_Working data_
━━━━━━━━━━━━━━━━
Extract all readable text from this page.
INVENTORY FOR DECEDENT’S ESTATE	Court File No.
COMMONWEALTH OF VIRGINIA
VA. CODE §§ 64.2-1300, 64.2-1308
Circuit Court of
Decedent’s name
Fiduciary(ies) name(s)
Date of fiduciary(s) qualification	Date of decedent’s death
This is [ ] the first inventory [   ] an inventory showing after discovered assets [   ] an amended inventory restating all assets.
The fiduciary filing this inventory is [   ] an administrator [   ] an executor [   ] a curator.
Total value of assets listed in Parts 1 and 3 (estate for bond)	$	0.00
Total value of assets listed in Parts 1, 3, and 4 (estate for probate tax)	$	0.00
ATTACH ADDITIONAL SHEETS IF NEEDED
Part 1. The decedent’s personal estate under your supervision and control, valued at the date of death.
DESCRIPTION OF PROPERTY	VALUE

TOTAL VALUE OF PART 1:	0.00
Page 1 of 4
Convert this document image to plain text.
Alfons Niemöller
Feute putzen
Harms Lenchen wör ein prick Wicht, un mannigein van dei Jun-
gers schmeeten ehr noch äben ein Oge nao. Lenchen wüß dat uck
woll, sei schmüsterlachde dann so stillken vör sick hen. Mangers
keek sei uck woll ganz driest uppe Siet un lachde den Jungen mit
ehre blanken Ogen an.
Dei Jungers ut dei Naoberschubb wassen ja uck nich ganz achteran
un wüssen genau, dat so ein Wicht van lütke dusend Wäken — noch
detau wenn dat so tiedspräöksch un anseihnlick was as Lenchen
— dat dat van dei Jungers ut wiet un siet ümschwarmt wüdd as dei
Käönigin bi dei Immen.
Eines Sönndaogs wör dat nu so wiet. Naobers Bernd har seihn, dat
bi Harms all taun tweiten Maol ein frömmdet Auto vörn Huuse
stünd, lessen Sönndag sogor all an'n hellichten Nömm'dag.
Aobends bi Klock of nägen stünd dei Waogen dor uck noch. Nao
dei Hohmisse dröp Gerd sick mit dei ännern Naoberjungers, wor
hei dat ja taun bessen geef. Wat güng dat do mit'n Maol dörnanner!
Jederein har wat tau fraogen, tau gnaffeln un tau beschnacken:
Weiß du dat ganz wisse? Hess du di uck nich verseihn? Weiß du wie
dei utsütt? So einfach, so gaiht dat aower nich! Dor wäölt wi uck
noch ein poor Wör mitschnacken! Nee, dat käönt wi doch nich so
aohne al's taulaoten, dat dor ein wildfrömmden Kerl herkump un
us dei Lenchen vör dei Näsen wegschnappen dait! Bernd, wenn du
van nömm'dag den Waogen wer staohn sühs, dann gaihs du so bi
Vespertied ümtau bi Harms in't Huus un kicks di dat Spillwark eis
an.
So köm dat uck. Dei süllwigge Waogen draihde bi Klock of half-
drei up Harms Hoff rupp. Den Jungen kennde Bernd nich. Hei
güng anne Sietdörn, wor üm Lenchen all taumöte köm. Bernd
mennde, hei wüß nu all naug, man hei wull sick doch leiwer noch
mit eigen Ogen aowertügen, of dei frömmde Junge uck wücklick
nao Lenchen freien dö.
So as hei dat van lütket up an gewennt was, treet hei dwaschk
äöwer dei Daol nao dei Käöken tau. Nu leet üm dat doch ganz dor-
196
━━━━━━━━━━━━━━━━
_What you will do_
Write every entry out again exactly.

_Written answer_
Extract all readable text from this page.
INVENTORY FOR DECEDENT’S ESTATE	Court File No.
COMMONWEALTH OF VIRGINIA
VA. CODE §§ 64.2-1300, 64.2-1308
Circuit Court of
Decedent’s name
Fiduciary(ies) name(s)
Date of fiduciary(s) qualification	Date of decedent’s death
This is [ ] the first inventory [   ] an inventory showing after discovered assets [   ] an amended inventory restating all assets.
The fiduciary filing this inventory is [   ] an administrator [   ] an executor [   ] a curator.
Total value of assets listed in Parts 1 and 3 (estate for bond)	$	0.00
Total value of assets listed in Parts 1, 3, and 4 (estate for probate tax)	$	0.00
ATTACH ADDITIONAL SHEETS IF NEEDED
Part 1. The decedent’s personal estate under your supervision and control, valued at the date of death.
DESCRIPTION OF PROPERTY	VALUE

TOTAL VALUE OF PART 1:	0.00
Page 1 of 4
Convert this document image to plain text.
Alfons Niemöller
Feute putzen
Harms Lenchen wör ein prick Wicht, un mannigein van dei Jun-
gers schmeeten ehr noch äben ein Oge nao. Lenchen wüß dat uck
woll, sei schmüsterlachde dann so stillken vör sick hen. Mangers
keek sei uck woll ganz driest uppe Siet un lachde den Jungen mit
ehre blanken Ogen an.
Dei Jungers ut dei Naoberschubb wassen ja uck nich ganz achteran
un wüssen genau, dat so ein Wicht van lütke dusend Wäken — noch
detau wenn dat so tiedspräöksch un anseihnlick was as Lenchen
— dat dat van dei Jungers ut wiet un siet ümschwarmt wüdd as dei
Käönigin bi dei Immen.
Eines Sönndaogs wör dat nu so wiet. Naobers Bernd har seihn, dat
bi Harms all taun tweiten Maol ein frömmdet Auto vörn Huuse
stünd, lessen Sönndag sogor all an'n hellichten Nömm'dag.
Aobends bi Klock of nägen stünd dei Waogen dor uck noch. Nao
dei Hohmisse dröp Gerd sick mit dei ännern Naoberjungers, wor
hei dat ja taun bessen geef. Wat güng dat do mit'n Maol dörnanner!
Jederein har wat tau fraogen, tau gnaffeln un tau beschnacken:
Weiß du dat ganz wisse? Hess du di uck nich verseihn? Weiß du wie
dei utsütt? So einfach, so gaiht dat aower nich! Dor wäölt wi uck
noch ein poor Wör mitschnacken! Nee, dat käönt wi doch nich so
aohne al's taulaoten, dat dor ein wildfrömmden Kerl herkump un
us dei Lenchen vör dei Näsen wegschnappen dait! Bernd, wenn du
van nömm'dag den Waogen wer staohn sühs, dann gaihs du so bi
Vespertied ümtau bi Harms in't Huus un kicks di dat Spillwark eis
an.
So köm dat uck. Dei süllwigge Waogen draihde bi Klock of half-
drei up Harms Hoff rupp. Den Jungen kennde Bernd nich. Hei
güng anne Sietdörn, wor üm Lenchen all taumöte köm. Bernd
mennde, hei wüß nu all naug, man hei wull sick doch leiwer noch
mit eigen Ogen aowertügen, of dei frömmde Junge uck wücklick
nao Lenchen freien dö.
So as hei dat van lütket up an gewennt was, treet hei dwaschk
äöwer dei Daol nao dei Käöken tau. Nu leet üm dat doch ganz dor-
196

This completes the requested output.